▶ TASK REQUIREMENTS
Report every line from the material that contains the word "name".

Dataset entries on figures
[START]
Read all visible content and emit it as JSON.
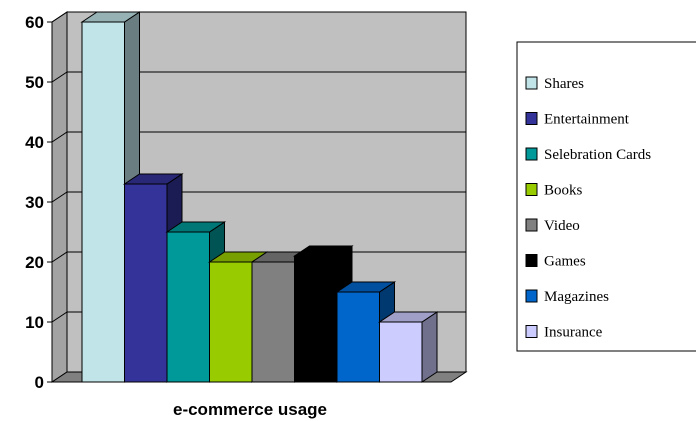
{
  "chart_data": {
    "type": "bar",
    "title": "",
    "xlabel": "e-commerce usage",
    "ylabel": "",
    "ylim": [
      0,
      60
    ],
    "yticks": [
      0,
      10,
      20,
      30,
      40,
      50,
      60
    ],
    "grid": true,
    "legend_position": "right",
    "series": [
      {
        "name": "Shares",
        "value": 60,
        "color": "#c0e4e8"
      },
      {
        "name": "Entertainment",
        "value": 33,
        "color": "#333399"
      },
      {
        "name": "Selebration Cards",
        "value": 25,
        "color": "#009999"
      },
      {
        "name": "Books",
        "value": 20,
        "color": "#99cc00"
      },
      {
        "name": "Video",
        "value": 20,
        "color": "#808080"
      },
      {
        "name": "Games",
        "value": 21,
        "color": "#000000"
      },
      {
        "name": "Magazines",
        "value": 15,
        "color": "#0066cc"
      },
      {
        "name": "Insurance",
        "value": 10,
        "color": "#ccccff"
      }
    ],
    "wall_color": "#c0c0c0"
  }
}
[END]
▶ ANSWER FOR THIS EXERCISE
        "name": "Shares",
        "name": "Entertainment",
        "name": "Selebration Cards",
        "name": "Books",
        "name": "Video",
        "name": "Games",
        "name": "Magazines",
        "name": "Insurance",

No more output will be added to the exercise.